# start of Source material

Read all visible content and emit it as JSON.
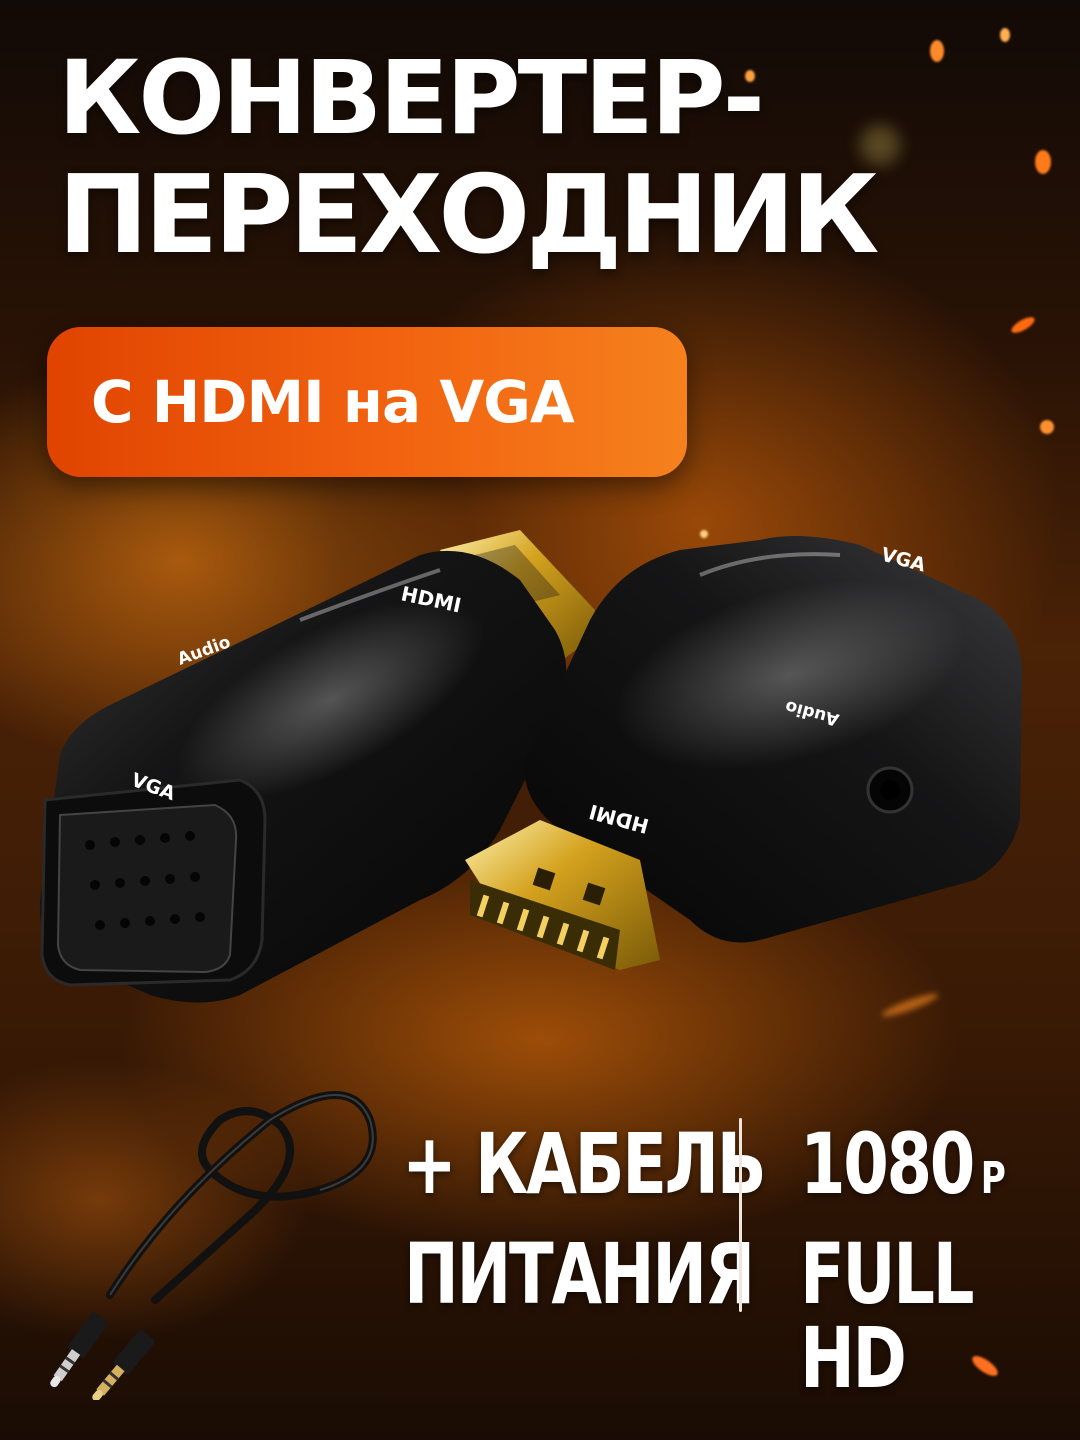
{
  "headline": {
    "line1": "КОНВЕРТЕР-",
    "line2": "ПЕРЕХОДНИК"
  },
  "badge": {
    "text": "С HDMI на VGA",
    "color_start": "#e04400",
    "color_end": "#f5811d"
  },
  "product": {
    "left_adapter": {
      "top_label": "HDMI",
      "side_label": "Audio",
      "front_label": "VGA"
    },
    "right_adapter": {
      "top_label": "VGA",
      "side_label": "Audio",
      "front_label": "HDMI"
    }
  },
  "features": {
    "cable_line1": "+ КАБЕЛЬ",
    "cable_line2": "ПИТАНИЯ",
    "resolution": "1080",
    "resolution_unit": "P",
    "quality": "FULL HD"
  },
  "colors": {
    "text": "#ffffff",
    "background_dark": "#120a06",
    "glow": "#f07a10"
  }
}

# end of Source material

Your task is to repeat the data above exactly while excluding the pictures.

Read all visible content and emit it as JSON.
{
  "headline": {
    "line1": "КОНВЕРТЕР-",
    "line2": "ПЕРЕХОДНИК"
  },
  "badge": {
    "text": "С HDMI на VGA",
    "color_start": "#e04400",
    "color_end": "#f5811d"
  },
  "product": {
    "left_adapter": {
      "top_label": "HDMI",
      "side_label": "Audio",
      "front_label": "VGA"
    },
    "right_adapter": {
      "top_label": "VGA",
      "side_label": "Audio",
      "front_label": "HDMI"
    }
  },
  "features": {
    "cable_line1": "+ КАБЕЛЬ",
    "cable_line2": "ПИТАНИЯ",
    "resolution": "1080",
    "resolution_unit": "P",
    "quality": "FULL HD"
  },
  "colors": {
    "text": "#ffffff",
    "background_dark": "#120a06",
    "glow": "#f07a10"
  }
}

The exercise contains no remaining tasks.